# Exercise objective:
Copy each line of the data below exactly, leaving out pictures.

# Dataset content:
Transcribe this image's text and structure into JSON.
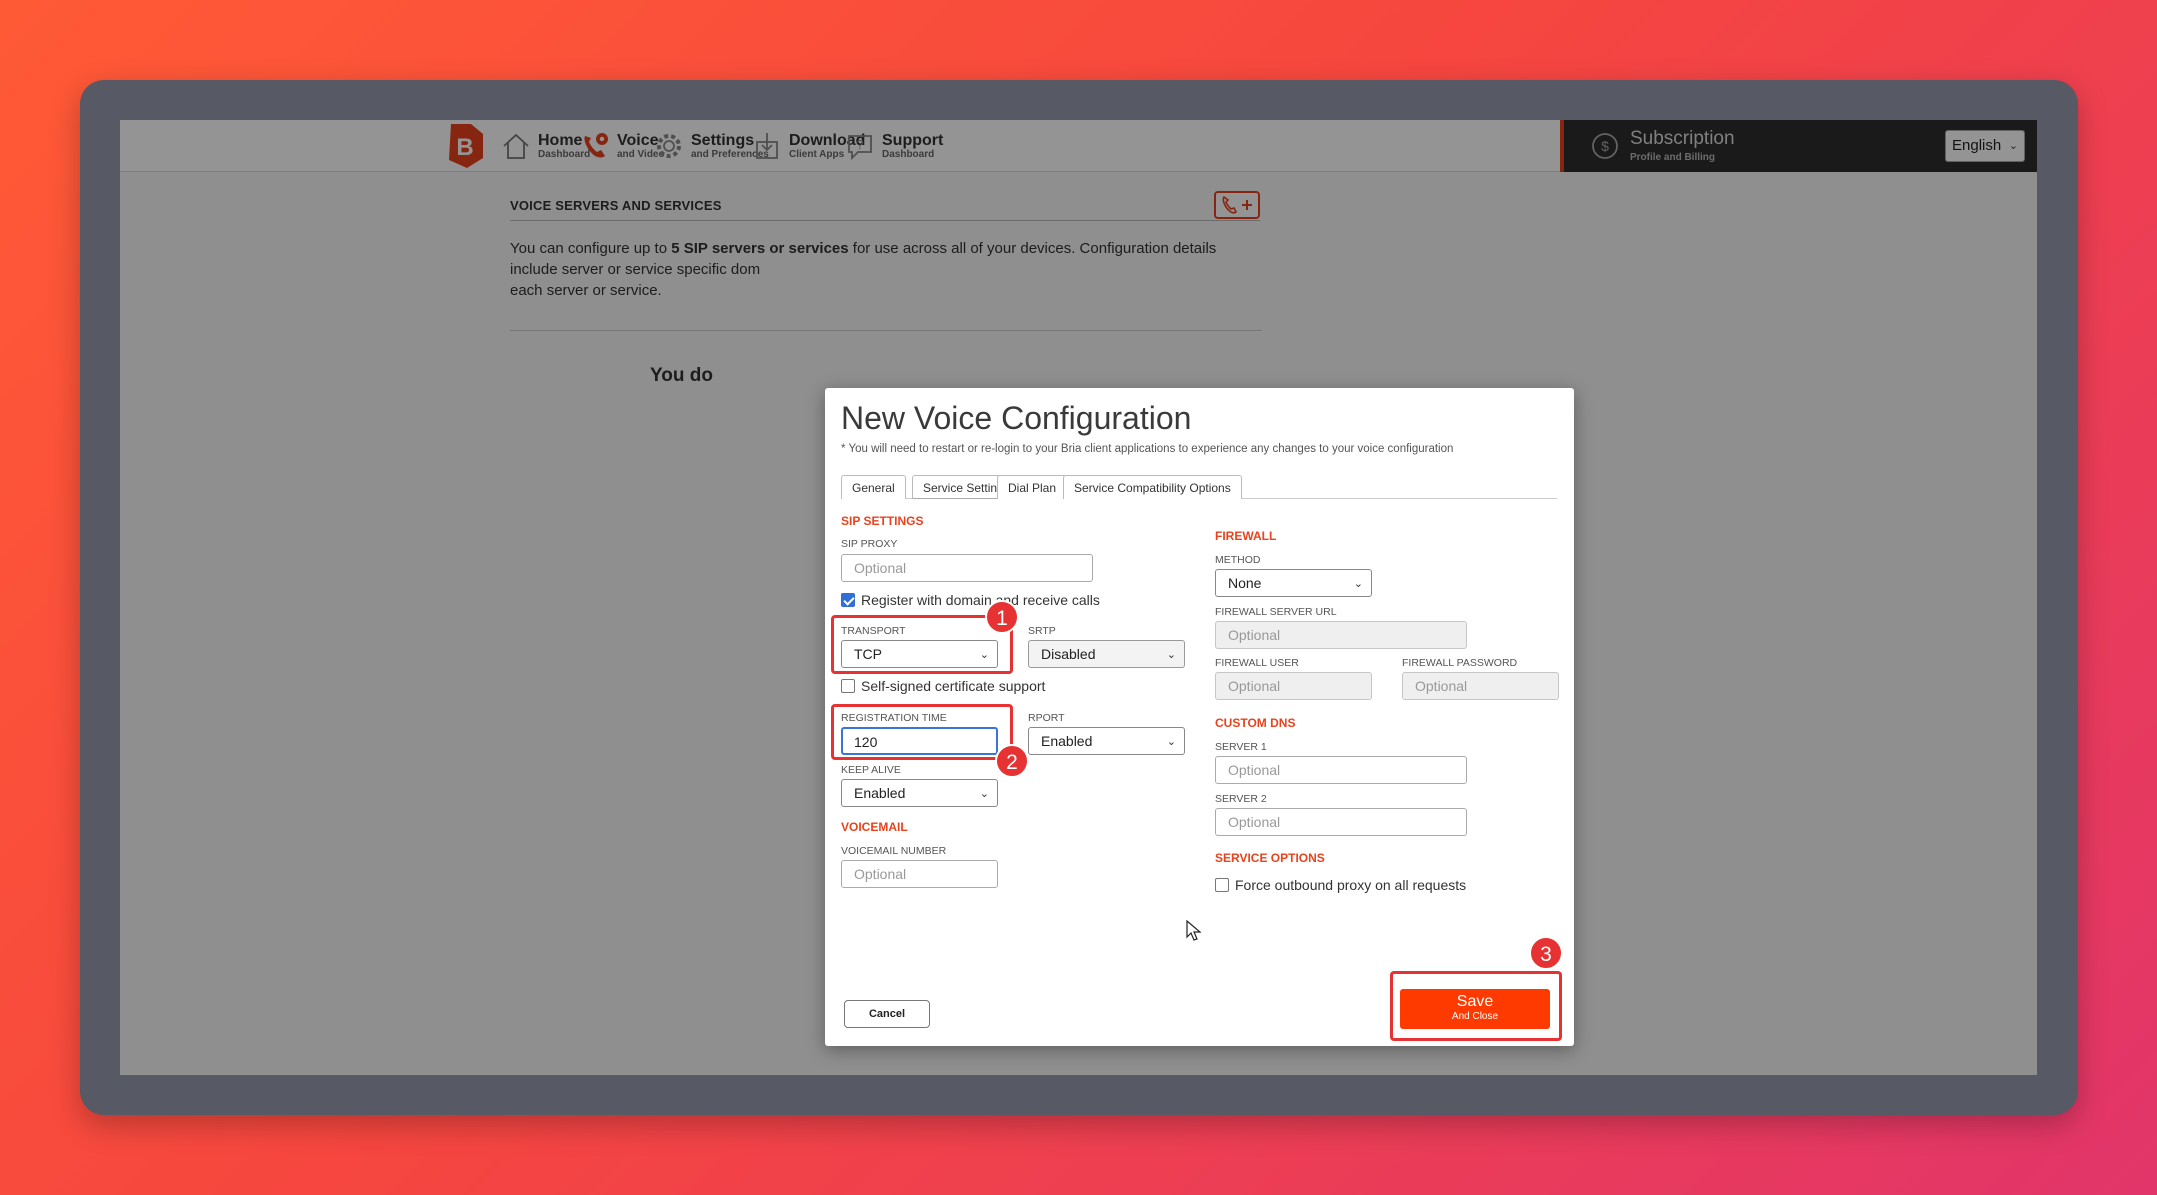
{
  "nav": {
    "items": [
      {
        "title": "Home",
        "subtitle": "Dashboard",
        "icon": "home-icon"
      },
      {
        "title": "Voice",
        "subtitle": "and Video",
        "icon": "phone-gear-icon"
      },
      {
        "title": "Settings",
        "subtitle": "and Preferences",
        "icon": "gear-icon"
      },
      {
        "title": "Download",
        "subtitle": "Client Apps",
        "icon": "download-icon"
      },
      {
        "title": "Support",
        "subtitle": "Dashboard",
        "icon": "support-chat-icon"
      }
    ],
    "subscription": {
      "title": "Subscription",
      "subtitle": "Profile and Billing",
      "icon": "dollar-refresh-icon"
    },
    "language": "English"
  },
  "page": {
    "heading": "VOICE SERVERS AND SERVICES",
    "paragraph_pre": "You can configure up to ",
    "paragraph_bold": "5 SIP servers or services",
    "paragraph_post": " for use across all of your devices. Configuration details include server or service specific dom",
    "paragraph_line3": "each server or service.",
    "partial_text": "You do"
  },
  "modal": {
    "title": "New Voice Configuration",
    "note": "* You will need to restart or re-login to your Bria client applications to experience any changes to your voice configuration",
    "tabs": [
      "General",
      "Service Settings",
      "Dial Plan",
      "Service Compatibility Options"
    ],
    "active_tab": "Service Settings",
    "sip": {
      "section": "SIP SETTINGS",
      "proxy_label": "SIP PROXY",
      "proxy_placeholder": "Optional",
      "register_label": "Register with domain and receive calls",
      "register_checked": true,
      "transport_label": "TRANSPORT",
      "transport_value": "TCP",
      "srtp_label": "SRTP",
      "srtp_value": "Disabled",
      "selfsigned_label": "Self-signed certificate support",
      "selfsigned_checked": false,
      "regtime_label": "REGISTRATION TIME",
      "regtime_value": "120",
      "rport_label": "RPORT",
      "rport_value": "Enabled",
      "keepalive_label": "KEEP ALIVE",
      "keepalive_value": "Enabled"
    },
    "voicemail": {
      "section": "VOICEMAIL",
      "number_label": "VOICEMAIL NUMBER",
      "number_placeholder": "Optional"
    },
    "firewall": {
      "section": "FIREWALL",
      "method_label": "METHOD",
      "method_value": "None",
      "server_url_label": "FIREWALL SERVER URL",
      "server_url_placeholder": "Optional",
      "user_label": "FIREWALL USER",
      "user_placeholder": "Optional",
      "password_label": "FIREWALL PASSWORD",
      "password_placeholder": "Optional"
    },
    "dns": {
      "section": "CUSTOM DNS",
      "server1_label": "SERVER 1",
      "server1_placeholder": "Optional",
      "server2_label": "SERVER 2",
      "server2_placeholder": "Optional"
    },
    "service_options": {
      "section": "SERVICE OPTIONS",
      "force_proxy_label": "Force outbound proxy on all requests",
      "force_proxy_checked": false
    },
    "cancel_label": "Cancel",
    "save_label": "Save",
    "save_sublabel": "And Close"
  },
  "annotations": [
    "1",
    "2",
    "3"
  ],
  "colors": {
    "accent": "#e8431d",
    "highlight": "#e63232",
    "save": "#ff3a00"
  }
}
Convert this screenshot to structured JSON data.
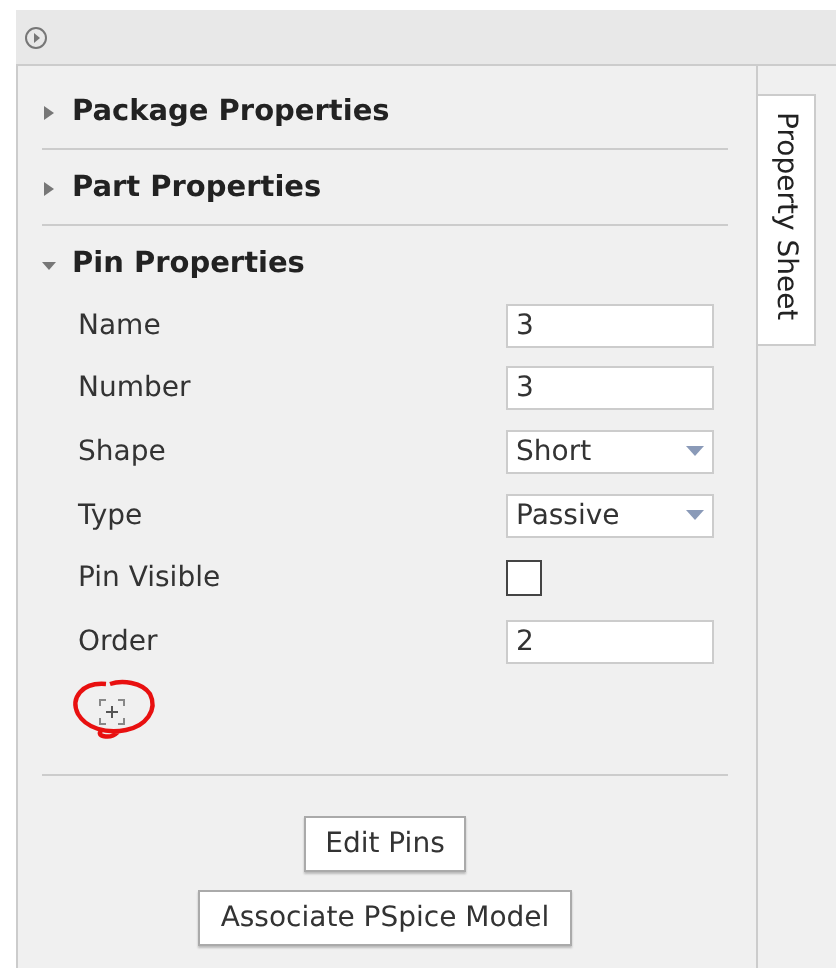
{
  "side_tab": {
    "label": "Property Sheet",
    "selected": true
  },
  "sections": [
    {
      "title": "Package Properties",
      "expanded": false
    },
    {
      "title": "Part Properties",
      "expanded": false
    },
    {
      "title": "Pin Properties",
      "expanded": true
    }
  ],
  "properties": [
    {
      "label": "Name",
      "kind": "text",
      "value": "3"
    },
    {
      "label": "Number",
      "kind": "text",
      "value": "3"
    },
    {
      "label": "Shape",
      "kind": "dropdown",
      "value": "Short"
    },
    {
      "label": "Type",
      "kind": "dropdown",
      "value": "Passive"
    },
    {
      "label": "Pin Visible",
      "kind": "checkbox",
      "checked": false
    },
    {
      "label": "Order",
      "kind": "text",
      "value": "2"
    }
  ],
  "buttons": [
    "Edit Pins",
    "Associate PSpice Model"
  ]
}
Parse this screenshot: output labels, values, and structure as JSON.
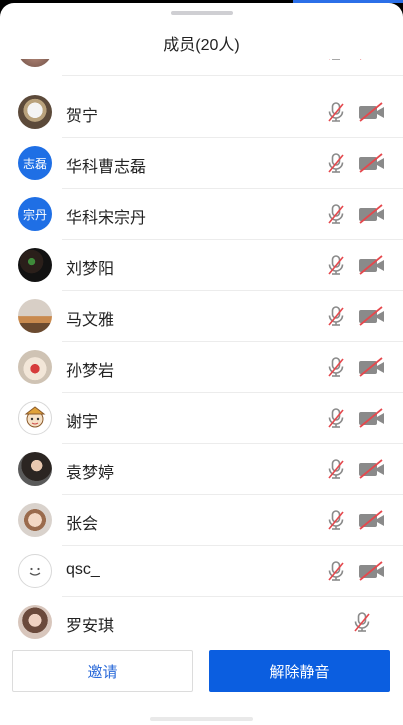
{
  "panel": {
    "title": "成员(20人)"
  },
  "members": [
    {
      "name": "",
      "avatar": "partial-photo",
      "mic": "muted",
      "cam": "off"
    },
    {
      "name": "贺宁",
      "avatar": "photo-astronaut",
      "mic": "muted",
      "cam": "off"
    },
    {
      "name": "华科曹志磊",
      "avatar": "text",
      "avatar_text": "志磊",
      "mic": "muted",
      "cam": "off"
    },
    {
      "name": "华科宋宗丹",
      "avatar": "text",
      "avatar_text": "宗丹",
      "mic": "muted",
      "cam": "off"
    },
    {
      "name": "刘梦阳",
      "avatar": "photo-dark",
      "mic": "muted",
      "cam": "off"
    },
    {
      "name": "马文雅",
      "avatar": "photo-sunset",
      "mic": "muted",
      "cam": "off"
    },
    {
      "name": "孙梦岩",
      "avatar": "photo-cake",
      "mic": "muted",
      "cam": "off"
    },
    {
      "name": "谢宇",
      "avatar": "cartoon",
      "mic": "muted",
      "cam": "off"
    },
    {
      "name": "袁梦婷",
      "avatar": "photo-person",
      "mic": "muted",
      "cam": "off"
    },
    {
      "name": "张会",
      "avatar": "photo-child",
      "mic": "muted",
      "cam": "off"
    },
    {
      "name": "qsc_",
      "avatar": "smiley",
      "mic": "muted",
      "cam": "off"
    },
    {
      "name": "罗安琪",
      "avatar": "photo-girl",
      "mic": "muted",
      "cam": "none"
    }
  ],
  "buttons": {
    "invite_label": "邀请",
    "unmute_label": "解除静音"
  },
  "colors": {
    "accent": "#0b5ee0",
    "muted_red": "#e5484d",
    "icon_gray": "#8a8a8a",
    "avatar_blue": "#1f6fe5"
  },
  "icons": {
    "mic": "mic-muted-icon",
    "camera": "camera-off-icon"
  }
}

# Solution for this exercise:
Transcribe this image's text and structure into JSON.
{
  "nav": {
    "items": [
      {
        "title": "Home",
        "subtitle": "Dashboard",
        "icon": "home-icon"
      },
      {
        "title": "Voice",
        "subtitle": "and Video",
        "icon": "phone-gear-icon"
      },
      {
        "title": "Settings",
        "subtitle": "and Preferences",
        "icon": "gear-icon"
      },
      {
        "title": "Download",
        "subtitle": "Client Apps",
        "icon": "download-icon"
      },
      {
        "title": "Support",
        "subtitle": "Dashboard",
        "icon": "support-chat-icon"
      }
    ],
    "subscription": {
      "title": "Subscription",
      "subtitle": "Profile and Billing",
      "icon": "dollar-refresh-icon"
    },
    "language": "English"
  },
  "page": {
    "heading": "VOICE SERVERS AND SERVICES",
    "paragraph_pre": "You can configure up to ",
    "paragraph_bold": "5 SIP servers or services",
    "paragraph_post": " for use across all of your devices. Configuration details include server or service specific dom",
    "paragraph_line3": "each server or service.",
    "partial_text": "You do"
  },
  "modal": {
    "title": "New Voice Configuration",
    "note": "* You will need to restart or re-login to your Bria client applications to experience any changes to your voice configuration",
    "tabs": [
      "General",
      "Service Settings",
      "Dial Plan",
      "Service Compatibility Options"
    ],
    "active_tab": "Service Settings",
    "sip": {
      "section": "SIP SETTINGS",
      "proxy_label": "SIP PROXY",
      "proxy_placeholder": "Optional",
      "register_label": "Register with domain and receive calls",
      "register_checked": true,
      "transport_label": "TRANSPORT",
      "transport_value": "TCP",
      "srtp_label": "SRTP",
      "srtp_value": "Disabled",
      "selfsigned_label": "Self-signed certificate support",
      "selfsigned_checked": false,
      "regtime_label": "REGISTRATION TIME",
      "regtime_value": "120",
      "rport_label": "RPORT",
      "rport_value": "Enabled",
      "keepalive_label": "KEEP ALIVE",
      "keepalive_value": "Enabled"
    },
    "voicemail": {
      "section": "VOICEMAIL",
      "number_label": "VOICEMAIL NUMBER",
      "number_placeholder": "Optional"
    },
    "firewall": {
      "section": "FIREWALL",
      "method_label": "METHOD",
      "method_value": "None",
      "server_url_label": "FIREWALL SERVER URL",
      "server_url_placeholder": "Optional",
      "user_label": "FIREWALL USER",
      "user_placeholder": "Optional",
      "password_label": "FIREWALL PASSWORD",
      "password_placeholder": "Optional"
    },
    "dns": {
      "section": "CUSTOM DNS",
      "server1_label": "SERVER 1",
      "server1_placeholder": "Optional",
      "server2_label": "SERVER 2",
      "server2_placeholder": "Optional"
    },
    "service_options": {
      "section": "SERVICE OPTIONS",
      "force_proxy_label": "Force outbound proxy on all requests",
      "force_proxy_checked": false
    },
    "cancel_label": "Cancel",
    "save_label": "Save",
    "save_sublabel": "And Close"
  },
  "annotations": [
    "1",
    "2",
    "3"
  ],
  "colors": {
    "accent": "#e8431d",
    "highlight": "#e63232",
    "save": "#ff3a00"
  }
}
Convert this screenshot to structured JSON data.
{
  "side_tab": {
    "label": "Property Sheet",
    "selected": true
  },
  "sections": [
    {
      "title": "Package Properties",
      "expanded": false
    },
    {
      "title": "Part Properties",
      "expanded": false
    },
    {
      "title": "Pin Properties",
      "expanded": true
    }
  ],
  "properties": [
    {
      "label": "Name",
      "kind": "text",
      "value": "3"
    },
    {
      "label": "Number",
      "kind": "text",
      "value": "3"
    },
    {
      "label": "Shape",
      "kind": "dropdown",
      "value": "Short"
    },
    {
      "label": "Type",
      "kind": "dropdown",
      "value": "Passive"
    },
    {
      "label": "Pin Visible",
      "kind": "checkbox",
      "checked": false
    },
    {
      "label": "Order",
      "kind": "text",
      "value": "2"
    }
  ],
  "buttons": [
    "Edit Pins",
    "Associate PSpice Model"
  ]
}
Parse this screenshot: output labels, values, and structure as JSON.
{
  "panel": {
    "title": "成员(20人)"
  },
  "members": [
    {
      "name": "",
      "avatar": "partial-photo",
      "mic": "muted",
      "cam": "off"
    },
    {
      "name": "贺宁",
      "avatar": "photo-astronaut",
      "mic": "muted",
      "cam": "off"
    },
    {
      "name": "华科曹志磊",
      "avatar": "text",
      "avatar_text": "志磊",
      "mic": "muted",
      "cam": "off"
    },
    {
      "name": "华科宋宗丹",
      "avatar": "text",
      "avatar_text": "宗丹",
      "mic": "muted",
      "cam": "off"
    },
    {
      "name": "刘梦阳",
      "avatar": "photo-dark",
      "mic": "muted",
      "cam": "off"
    },
    {
      "name": "马文雅",
      "avatar": "photo-sunset",
      "mic": "muted",
      "cam": "off"
    },
    {
      "name": "孙梦岩",
      "avatar": "photo-cake",
      "mic": "muted",
      "cam": "off"
    },
    {
      "name": "谢宇",
      "avatar": "cartoon",
      "mic": "muted",
      "cam": "off"
    },
    {
      "name": "袁梦婷",
      "avatar": "photo-person",
      "mic": "muted",
      "cam": "off"
    },
    {
      "name": "张会",
      "avatar": "photo-child",
      "mic": "muted",
      "cam": "off"
    },
    {
      "name": "qsc_",
      "avatar": "smiley",
      "mic": "muted",
      "cam": "off"
    },
    {
      "name": "罗安琪",
      "avatar": "photo-girl",
      "mic": "muted",
      "cam": "none"
    }
  ],
  "buttons": {
    "invite_label": "邀请",
    "unmute_label": "解除静音"
  },
  "colors": {
    "accent": "#0b5ee0",
    "muted_red": "#e5484d",
    "icon_gray": "#8a8a8a",
    "avatar_blue": "#1f6fe5"
  },
  "icons": {
    "mic": "mic-muted-icon",
    "camera": "camera-off-icon"
  }
}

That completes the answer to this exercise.